Exercise prompt: Only lines holding the string "Automobiles" are wanted; copy each one from the material.

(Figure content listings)
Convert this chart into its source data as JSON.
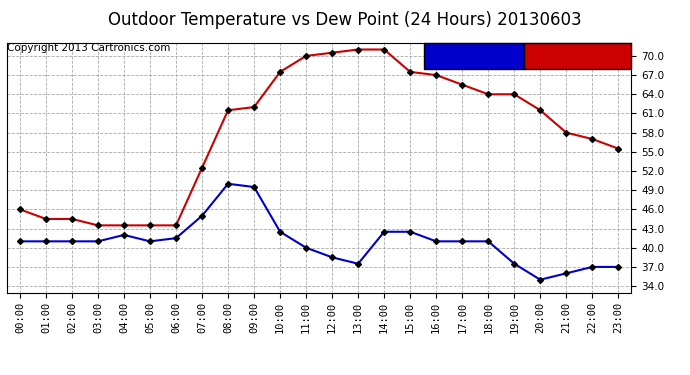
{
  "title": "Outdoor Temperature vs Dew Point (24 Hours) 20130603",
  "copyright": "Copyright 2013 Cartronics.com",
  "background_color": "#ffffff",
  "plot_bg_color": "#ffffff",
  "grid_color": "#aaaaaa",
  "hours": [
    "00:00",
    "01:00",
    "02:00",
    "03:00",
    "04:00",
    "05:00",
    "06:00",
    "07:00",
    "08:00",
    "09:00",
    "10:00",
    "11:00",
    "12:00",
    "13:00",
    "14:00",
    "15:00",
    "16:00",
    "17:00",
    "18:00",
    "19:00",
    "20:00",
    "21:00",
    "22:00",
    "23:00"
  ],
  "temperature": [
    46.0,
    44.5,
    44.5,
    43.5,
    43.5,
    43.5,
    43.5,
    52.5,
    61.5,
    62.0,
    67.5,
    70.0,
    70.5,
    71.0,
    71.0,
    67.5,
    67.0,
    65.5,
    64.0,
    64.0,
    61.5,
    58.0,
    57.0,
    55.5
  ],
  "dew_point": [
    41.0,
    41.0,
    41.0,
    41.0,
    42.0,
    41.0,
    41.5,
    45.0,
    50.0,
    49.5,
    42.5,
    40.0,
    38.5,
    37.5,
    42.5,
    42.5,
    41.0,
    41.0,
    41.0,
    37.5,
    35.0,
    36.0,
    37.0,
    37.0
  ],
  "temp_color": "#cc0000",
  "dew_color": "#0000cc",
  "marker": "D",
  "marker_size": 3,
  "line_width": 1.5,
  "ylim": [
    33.0,
    72.0
  ],
  "yticks": [
    34.0,
    37.0,
    40.0,
    43.0,
    46.0,
    49.0,
    52.0,
    55.0,
    58.0,
    61.0,
    64.0,
    67.0,
    70.0
  ],
  "legend_dew_bg": "#0000cc",
  "legend_temp_bg": "#cc0000",
  "legend_text_color": "#ffffff",
  "title_fontsize": 12,
  "copyright_fontsize": 7.5,
  "legend_fontsize": 7.5,
  "tick_fontsize": 7.5
}
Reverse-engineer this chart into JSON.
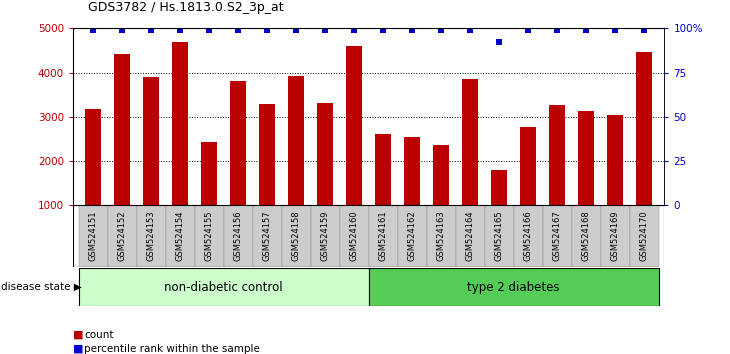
{
  "title": "GDS3782 / Hs.1813.0.S2_3p_at",
  "samples": [
    "GSM524151",
    "GSM524152",
    "GSM524153",
    "GSM524154",
    "GSM524155",
    "GSM524156",
    "GSM524157",
    "GSM524158",
    "GSM524159",
    "GSM524160",
    "GSM524161",
    "GSM524162",
    "GSM524163",
    "GSM524164",
    "GSM524165",
    "GSM524166",
    "GSM524167",
    "GSM524168",
    "GSM524169",
    "GSM524170"
  ],
  "counts": [
    3180,
    4430,
    3890,
    4700,
    2430,
    3820,
    3280,
    3930,
    3310,
    4590,
    2610,
    2540,
    2370,
    3860,
    1800,
    2780,
    3260,
    3130,
    3040,
    4470
  ],
  "percentile": [
    99,
    99,
    99,
    99,
    99,
    99,
    99,
    99,
    99,
    99,
    99,
    99,
    99,
    99,
    92,
    99,
    99,
    99,
    99,
    99
  ],
  "group1_label": "non-diabetic control",
  "group2_label": "type 2 diabetes",
  "group1_count": 10,
  "group2_count": 10,
  "ylim_left": [
    1000,
    5000
  ],
  "ylim_right": [
    0,
    100
  ],
  "yticks_left": [
    1000,
    2000,
    3000,
    4000,
    5000
  ],
  "yticks_right": [
    0,
    25,
    50,
    75,
    100
  ],
  "ytick_labels_right": [
    "0",
    "25",
    "50",
    "75",
    "100%"
  ],
  "bar_color": "#bb0000",
  "dot_color": "#0000cc",
  "grid_color": "#000000",
  "bg_color": "#ffffff",
  "group1_bg": "#ccffcc",
  "group2_bg": "#55cc55",
  "xticklabel_bg": "#cccccc",
  "bar_width": 0.55,
  "legend_count_label": "count",
  "legend_pct_label": "percentile rank within the sample"
}
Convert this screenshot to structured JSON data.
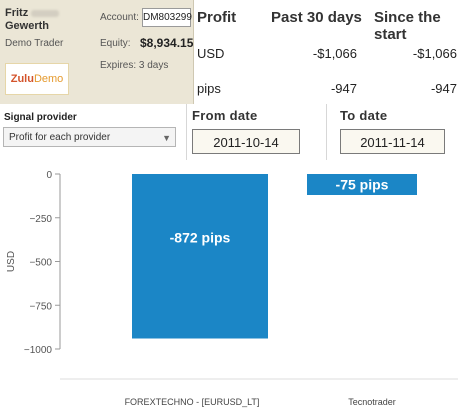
{
  "account": {
    "name_first": "Fritz",
    "name_last": "Gewerth",
    "role": "Demo Trader",
    "logo_part1": "Zulu",
    "logo_part2": "Demo",
    "account_label": "Account:",
    "account_value": "DM803299",
    "equity_label": "Equity:",
    "equity_value": "$8,934.15",
    "expires": "Expires: 3 days"
  },
  "profit_table": {
    "headers": [
      "Profit",
      "Past 30 days",
      "Since the start"
    ],
    "rows": [
      {
        "label": "USD",
        "past30": "-$1,066",
        "since": "-$1,066"
      },
      {
        "label": "pips",
        "past30": "-947",
        "since": "-947"
      }
    ]
  },
  "controls": {
    "signal_provider_label": "Signal provider",
    "signal_provider_value": "Profit for each provider",
    "from_label": "From date",
    "from_value": "2011-10-14",
    "to_label": "To date",
    "to_value": "2011-11-14"
  },
  "colors": {
    "bar": "#1b86c6",
    "axis": "#9a9a9a"
  },
  "chart_data": {
    "type": "bar",
    "categories": [
      "FOREXTECHNO - [EURUSD_LT]",
      "Tecnotrader"
    ],
    "values": [
      -940,
      -120
    ],
    "data_labels": [
      "-872 pips",
      "-75 pips"
    ],
    "ylabel": "USD",
    "ylim": [
      -1000,
      0
    ],
    "yticks": [
      0,
      -250,
      -500,
      -750,
      -1000
    ]
  }
}
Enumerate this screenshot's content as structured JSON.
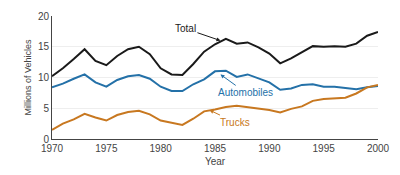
{
  "chart_data": {
    "type": "line",
    "xlabel": "Year",
    "ylabel": "Millions of Vehicles",
    "x": [
      1970,
      1971,
      1972,
      1973,
      1974,
      1975,
      1976,
      1977,
      1978,
      1979,
      1980,
      1981,
      1982,
      1983,
      1984,
      1985,
      1986,
      1987,
      1988,
      1989,
      1990,
      1991,
      1992,
      1993,
      1994,
      1995,
      1996,
      1997,
      1998,
      1999,
      2000
    ],
    "series": [
      {
        "name": "Total",
        "color": "#1a1a1a",
        "values": [
          10.2,
          11.5,
          13.0,
          14.6,
          12.7,
          12.0,
          13.5,
          14.6,
          15.0,
          13.8,
          11.5,
          10.5,
          10.4,
          12.2,
          14.2,
          15.4,
          16.3,
          15.5,
          15.7,
          14.9,
          13.9,
          12.3,
          13.1,
          14.1,
          15.1,
          15.0,
          15.1,
          15.0,
          15.5,
          16.8,
          17.4
        ]
      },
      {
        "name": "Automobiles",
        "color": "#2471a8",
        "values": [
          8.4,
          9.0,
          9.8,
          10.5,
          9.2,
          8.5,
          9.6,
          10.2,
          10.4,
          9.8,
          8.5,
          7.8,
          7.8,
          8.9,
          9.7,
          11.0,
          11.1,
          10.1,
          10.5,
          9.9,
          9.2,
          8.0,
          8.2,
          8.8,
          8.9,
          8.5,
          8.5,
          8.3,
          8.1,
          8.4,
          8.6
        ]
      },
      {
        "name": "Trucks",
        "color": "#c87820",
        "values": [
          1.5,
          2.5,
          3.2,
          4.1,
          3.5,
          3.0,
          3.9,
          4.4,
          4.6,
          4.0,
          3.0,
          2.7,
          2.3,
          3.3,
          4.5,
          4.8,
          5.2,
          5.4,
          5.2,
          5.0,
          4.7,
          4.3,
          4.9,
          5.3,
          6.2,
          6.5,
          6.6,
          6.7,
          7.4,
          8.4,
          8.8
        ]
      }
    ],
    "xlim": [
      1970,
      2000
    ],
    "ylim": [
      0,
      20
    ],
    "xticks": [
      1970,
      1975,
      1980,
      1985,
      1990,
      1995,
      2000
    ],
    "yticks": [
      0,
      5,
      10,
      15,
      20
    ],
    "grid": true,
    "annotations": [
      {
        "text": "Total",
        "x": 1985.5,
        "y": 16.0
      },
      {
        "text": "Automobiles",
        "x": 1985.5,
        "y": 10.5
      },
      {
        "text": "Trucks",
        "x": 1984.5,
        "y": 4.7
      }
    ]
  }
}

Task output:
        "name": "Automobiles",
        "text": "Automobiles",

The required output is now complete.